━━━━━ MATERIAL SHOWN

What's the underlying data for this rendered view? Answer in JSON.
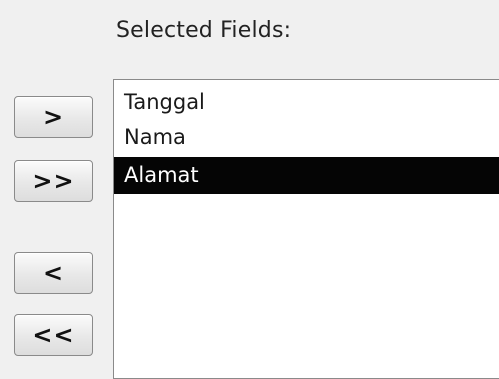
{
  "panel": {
    "title": "Selected Fields:"
  },
  "buttons": {
    "add": ">",
    "add_all": ">>",
    "remove": "<",
    "remove_all": "<<"
  },
  "selected_fields": {
    "items": [
      "Tanggal",
      "Nama",
      "Alamat"
    ],
    "selected_item": "Alamat",
    "selection_color": "#050505"
  }
}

━━━━━━━━━━

AIM: Make an exact copy of the data, leaving its pictures out.

FINISHED ANSWER:
What's the underlying data for this rendered view? Answer in JSON.
{
  "panel": {
    "title": "Selected Fields:"
  },
  "buttons": {
    "add": ">",
    "add_all": ">>",
    "remove": "<",
    "remove_all": "<<"
  },
  "selected_fields": {
    "items": [
      "Tanggal",
      "Nama",
      "Alamat"
    ],
    "selected_item": "Alamat",
    "selection_color": "#050505"
  }
}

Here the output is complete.